◆ REQUIREMENTS: Could you output each line of the data that follows exactly?

◆ INPUT MATERIAL:
----
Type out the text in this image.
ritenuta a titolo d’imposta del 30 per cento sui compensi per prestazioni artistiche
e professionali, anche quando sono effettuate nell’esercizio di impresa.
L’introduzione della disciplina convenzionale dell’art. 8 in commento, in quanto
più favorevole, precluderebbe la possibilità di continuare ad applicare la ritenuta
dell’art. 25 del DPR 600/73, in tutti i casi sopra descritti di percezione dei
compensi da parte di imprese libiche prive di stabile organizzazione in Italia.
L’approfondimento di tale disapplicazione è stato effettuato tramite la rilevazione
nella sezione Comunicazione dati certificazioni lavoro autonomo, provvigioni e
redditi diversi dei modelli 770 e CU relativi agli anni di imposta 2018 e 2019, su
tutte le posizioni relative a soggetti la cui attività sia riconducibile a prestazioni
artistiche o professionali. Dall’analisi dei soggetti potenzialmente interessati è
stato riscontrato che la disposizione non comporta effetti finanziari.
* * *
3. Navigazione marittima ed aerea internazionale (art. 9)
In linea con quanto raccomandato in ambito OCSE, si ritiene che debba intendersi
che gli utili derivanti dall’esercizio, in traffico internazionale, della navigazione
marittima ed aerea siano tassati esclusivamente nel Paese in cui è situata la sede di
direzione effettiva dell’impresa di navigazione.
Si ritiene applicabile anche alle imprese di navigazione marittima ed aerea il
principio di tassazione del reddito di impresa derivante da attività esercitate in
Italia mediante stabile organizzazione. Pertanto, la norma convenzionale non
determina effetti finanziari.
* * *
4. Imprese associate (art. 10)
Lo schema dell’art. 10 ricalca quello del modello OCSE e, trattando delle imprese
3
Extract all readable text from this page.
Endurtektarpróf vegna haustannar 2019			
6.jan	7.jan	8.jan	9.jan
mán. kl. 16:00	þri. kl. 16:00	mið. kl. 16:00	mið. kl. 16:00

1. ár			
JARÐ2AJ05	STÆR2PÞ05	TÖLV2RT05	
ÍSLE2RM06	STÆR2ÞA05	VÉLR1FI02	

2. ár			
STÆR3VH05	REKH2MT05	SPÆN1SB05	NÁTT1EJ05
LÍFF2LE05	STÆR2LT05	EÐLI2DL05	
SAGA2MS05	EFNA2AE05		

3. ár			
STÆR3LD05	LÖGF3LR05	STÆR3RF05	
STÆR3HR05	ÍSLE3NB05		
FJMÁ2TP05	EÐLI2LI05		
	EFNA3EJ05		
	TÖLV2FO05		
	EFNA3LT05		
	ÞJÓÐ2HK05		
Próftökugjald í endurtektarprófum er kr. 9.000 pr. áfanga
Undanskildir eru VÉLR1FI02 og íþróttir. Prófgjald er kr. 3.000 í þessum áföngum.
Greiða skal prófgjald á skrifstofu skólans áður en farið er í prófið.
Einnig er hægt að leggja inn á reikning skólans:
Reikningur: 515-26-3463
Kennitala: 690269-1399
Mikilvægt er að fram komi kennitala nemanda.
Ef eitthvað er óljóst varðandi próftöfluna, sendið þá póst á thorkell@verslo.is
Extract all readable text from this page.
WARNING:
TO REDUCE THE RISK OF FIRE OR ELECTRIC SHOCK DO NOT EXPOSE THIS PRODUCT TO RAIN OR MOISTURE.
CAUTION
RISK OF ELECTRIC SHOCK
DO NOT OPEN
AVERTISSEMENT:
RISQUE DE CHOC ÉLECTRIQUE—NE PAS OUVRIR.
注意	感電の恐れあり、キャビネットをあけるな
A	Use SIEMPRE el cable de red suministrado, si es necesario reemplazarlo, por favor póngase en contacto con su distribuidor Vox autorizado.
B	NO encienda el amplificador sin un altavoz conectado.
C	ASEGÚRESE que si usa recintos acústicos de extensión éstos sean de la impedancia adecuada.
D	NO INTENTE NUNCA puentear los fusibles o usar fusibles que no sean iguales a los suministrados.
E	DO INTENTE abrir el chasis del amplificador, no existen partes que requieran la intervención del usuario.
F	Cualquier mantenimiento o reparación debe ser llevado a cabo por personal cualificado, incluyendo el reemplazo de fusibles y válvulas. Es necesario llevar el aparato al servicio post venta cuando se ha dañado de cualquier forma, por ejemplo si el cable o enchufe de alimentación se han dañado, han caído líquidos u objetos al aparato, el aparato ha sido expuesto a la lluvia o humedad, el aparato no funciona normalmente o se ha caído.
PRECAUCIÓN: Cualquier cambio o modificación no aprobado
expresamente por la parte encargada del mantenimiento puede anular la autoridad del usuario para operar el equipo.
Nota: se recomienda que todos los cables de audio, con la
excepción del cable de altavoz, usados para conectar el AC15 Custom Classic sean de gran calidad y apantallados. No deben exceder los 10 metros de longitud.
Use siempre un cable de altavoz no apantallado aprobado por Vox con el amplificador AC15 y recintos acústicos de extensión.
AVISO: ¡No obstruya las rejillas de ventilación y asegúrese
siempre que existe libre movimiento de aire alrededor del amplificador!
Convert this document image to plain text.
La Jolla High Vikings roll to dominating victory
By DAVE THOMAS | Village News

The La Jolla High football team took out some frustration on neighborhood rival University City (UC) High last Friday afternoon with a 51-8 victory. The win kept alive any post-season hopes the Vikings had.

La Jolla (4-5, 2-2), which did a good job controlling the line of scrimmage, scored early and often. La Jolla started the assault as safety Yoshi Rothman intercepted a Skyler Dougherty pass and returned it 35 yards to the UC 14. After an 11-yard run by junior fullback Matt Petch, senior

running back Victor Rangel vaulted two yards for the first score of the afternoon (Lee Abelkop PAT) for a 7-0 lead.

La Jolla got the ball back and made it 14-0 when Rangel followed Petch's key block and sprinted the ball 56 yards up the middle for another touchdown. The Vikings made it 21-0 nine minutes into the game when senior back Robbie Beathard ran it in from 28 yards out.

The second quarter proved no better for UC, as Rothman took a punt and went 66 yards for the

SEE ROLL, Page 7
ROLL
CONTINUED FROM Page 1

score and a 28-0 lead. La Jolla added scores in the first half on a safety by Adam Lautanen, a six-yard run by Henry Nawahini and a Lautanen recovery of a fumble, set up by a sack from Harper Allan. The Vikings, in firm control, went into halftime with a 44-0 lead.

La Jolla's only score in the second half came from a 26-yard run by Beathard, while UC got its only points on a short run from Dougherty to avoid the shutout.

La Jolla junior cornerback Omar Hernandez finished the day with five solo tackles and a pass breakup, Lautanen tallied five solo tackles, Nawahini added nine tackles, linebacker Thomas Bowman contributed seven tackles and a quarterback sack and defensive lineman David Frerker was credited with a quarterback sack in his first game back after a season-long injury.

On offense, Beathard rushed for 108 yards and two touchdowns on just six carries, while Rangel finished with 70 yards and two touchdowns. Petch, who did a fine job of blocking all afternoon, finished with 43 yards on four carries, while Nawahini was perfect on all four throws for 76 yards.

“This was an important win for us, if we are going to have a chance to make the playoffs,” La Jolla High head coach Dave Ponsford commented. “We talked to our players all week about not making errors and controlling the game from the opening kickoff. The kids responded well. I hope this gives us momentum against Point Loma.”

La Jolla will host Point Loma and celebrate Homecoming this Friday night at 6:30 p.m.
----
◆ ANSWER TO THE EXERCISE:
Type out the text in this image.
ritenuta a titolo d’imposta del 30 per cento sui compensi per prestazioni artistiche
e professionali, anche quando sono effettuate nell’esercizio di impresa.
L’introduzione della disciplina convenzionale dell’art. 8 in commento, in quanto
più favorevole, precluderebbe la possibilità di continuare ad applicare la ritenuta
dell’art. 25 del DPR 600/73, in tutti i casi sopra descritti di percezione dei
compensi da parte di imprese libiche prive di stabile organizzazione in Italia.
L’approfondimento di tale disapplicazione è stato effettuato tramite la rilevazione
nella sezione Comunicazione dati certificazioni lavoro autonomo, provvigioni e
redditi diversi dei modelli 770 e CU relativi agli anni di imposta 2018 e 2019, su
tutte le posizioni relative a soggetti la cui attività sia riconducibile a prestazioni
artistiche o professionali. Dall’analisi dei soggetti potenzialmente interessati è
stato riscontrato che la disposizione non comporta effetti finanziari.
* * *
3. Navigazione marittima ed aerea internazionale (art. 9)
In linea con quanto raccomandato in ambito OCSE, si ritiene che debba intendersi
che gli utili derivanti dall’esercizio, in traffico internazionale, della navigazione
marittima ed aerea siano tassati esclusivamente nel Paese in cui è situata la sede di
direzione effettiva dell’impresa di navigazione.
Si ritiene applicabile anche alle imprese di navigazione marittima ed aerea il
principio di tassazione del reddito di impresa derivante da attività esercitate in
Italia mediante stabile organizzazione. Pertanto, la norma convenzionale non
determina effetti finanziari.
* * *
4. Imprese associate (art. 10)
Lo schema dell’art. 10 ricalca quello del modello OCSE e, trattando delle imprese
3
Extract all readable text from this page.
Endurtektarpróf vegna haustannar 2019			
6.jan	7.jan	8.jan	9.jan
mán. kl. 16:00	þri. kl. 16:00	mið. kl. 16:00	mið. kl. 16:00

1. ár			
JARÐ2AJ05	STÆR2PÞ05	TÖLV2RT05	
ÍSLE2RM06	STÆR2ÞA05	VÉLR1FI02	

2. ár			
STÆR3VH05	REKH2MT05	SPÆN1SB05	NÁTT1EJ05
LÍFF2LE05	STÆR2LT05	EÐLI2DL05	
SAGA2MS05	EFNA2AE05		

3. ár			
STÆR3LD05	LÖGF3LR05	STÆR3RF05	
STÆR3HR05	ÍSLE3NB05		
FJMÁ2TP05	EÐLI2LI05		
	EFNA3EJ05		
	TÖLV2FO05		
	EFNA3LT05		
	ÞJÓÐ2HK05		
Próftökugjald í endurtektarprófum er kr. 9.000 pr. áfanga
Undanskildir eru VÉLR1FI02 og íþróttir. Prófgjald er kr. 3.000 í þessum áföngum.
Greiða skal prófgjald á skrifstofu skólans áður en farið er í prófið.
Einnig er hægt að leggja inn á reikning skólans:
Reikningur: 515-26-3463
Kennitala: 690269-1399
Mikilvægt er að fram komi kennitala nemanda.
Ef eitthvað er óljóst varðandi próftöfluna, sendið þá póst á thorkell@verslo.is
Extract all readable text from this page.
WARNING:
TO REDUCE THE RISK OF FIRE OR ELECTRIC SHOCK DO NOT EXPOSE THIS PRODUCT TO RAIN OR MOISTURE.
CAUTION
RISK OF ELECTRIC SHOCK
DO NOT OPEN
AVERTISSEMENT:
RISQUE DE CHOC ÉLECTRIQUE—NE PAS OUVRIR.
注意	感電の恐れあり、キャビネットをあけるな
A	Use SIEMPRE el cable de red suministrado, si es necesario reemplazarlo, por favor póngase en contacto con su distribuidor Vox autorizado.
B	NO encienda el amplificador sin un altavoz conectado.
C	ASEGÚRESE que si usa recintos acústicos de extensión éstos sean de la impedancia adecuada.
D	NO INTENTE NUNCA puentear los fusibles o usar fusibles que no sean iguales a los suministrados.
E	DO INTENTE abrir el chasis del amplificador, no existen partes que requieran la intervención del usuario.
F	Cualquier mantenimiento o reparación debe ser llevado a cabo por personal cualificado, incluyendo el reemplazo de fusibles y válvulas. Es necesario llevar el aparato al servicio post venta cuando se ha dañado de cualquier forma, por ejemplo si el cable o enchufe de alimentación se han dañado, han caído líquidos u objetos al aparato, el aparato ha sido expuesto a la lluvia o humedad, el aparato no funciona normalmente o se ha caído.
PRECAUCIÓN: Cualquier cambio o modificación no aprobado
expresamente por la parte encargada del mantenimiento puede anular la autoridad del usuario para operar el equipo.
Nota: se recomienda que todos los cables de audio, con la
excepción del cable de altavoz, usados para conectar el AC15 Custom Classic sean de gran calidad y apantallados. No deben exceder los 10 metros de longitud.
Use siempre un cable de altavoz no apantallado aprobado por Vox con el amplificador AC15 y recintos acústicos de extensión.
AVISO: ¡No obstruya las rejillas de ventilación y asegúrese
siempre que existe libre movimiento de aire alrededor del amplificador!
Convert this document image to plain text.
La Jolla High Vikings roll to dominating victory
By DAVE THOMAS | Village News

The La Jolla High football team took out some frustration on neighborhood rival University City (UC) High last Friday afternoon with a 51-8 victory. The win kept alive any post-season hopes the Vikings had.

La Jolla (4-5, 2-2), which did a good job controlling the line of scrimmage, scored early and often. La Jolla started the assault as safety Yoshi Rothman intercepted a Skyler Dougherty pass and returned it 35 yards to the UC 14. After an 11-yard run by junior fullback Matt Petch, senior

running back Victor Rangel vaulted two yards for the first score of the afternoon (Lee Abelkop PAT) for a 7-0 lead.

La Jolla got the ball back and made it 14-0 when Rangel followed Petch's key block and sprinted the ball 56 yards up the middle for another touchdown. The Vikings made it 21-0 nine minutes into the game when senior back Robbie Beathard ran it in from 28 yards out.

The second quarter proved no better for UC, as Rothman took a punt and went 66 yards for the

SEE ROLL, Page 7
ROLL
CONTINUED FROM Page 1

score and a 28-0 lead. La Jolla added scores in the first half on a safety by Adam Lautanen, a six-yard run by Henry Nawahini and a Lautanen recovery of a fumble, set up by a sack from Harper Allan. The Vikings, in firm control, went into halftime with a 44-0 lead.

La Jolla's only score in the second half came from a 26-yard run by Beathard, while UC got its only points on a short run from Dougherty to avoid the shutout.

La Jolla junior cornerback Omar Hernandez finished the day with five solo tackles and a pass breakup, Lautanen tallied five solo tackles, Nawahini added nine tackles, linebacker Thomas Bowman contributed seven tackles and a quarterback sack and defensive lineman David Frerker was credited with a quarterback sack in his first game back after a season-long injury.

On offense, Beathard rushed for 108 yards and two touchdowns on just six carries, while Rangel finished with 70 yards and two touchdowns. Petch, who did a fine job of blocking all afternoon, finished with 43 yards on four carries, while Nawahini was perfect on all four throws for 76 yards.

“This was an important win for us, if we are going to have a chance to make the playoffs,” La Jolla High head coach Dave Ponsford commented. “We talked to our players all week about not making errors and controlling the game from the opening kickoff. The kids responded well. I hope this gives us momentum against Point Loma.”

La Jolla will host Point Loma and celebrate Homecoming this Friday night at 6:30 p.m.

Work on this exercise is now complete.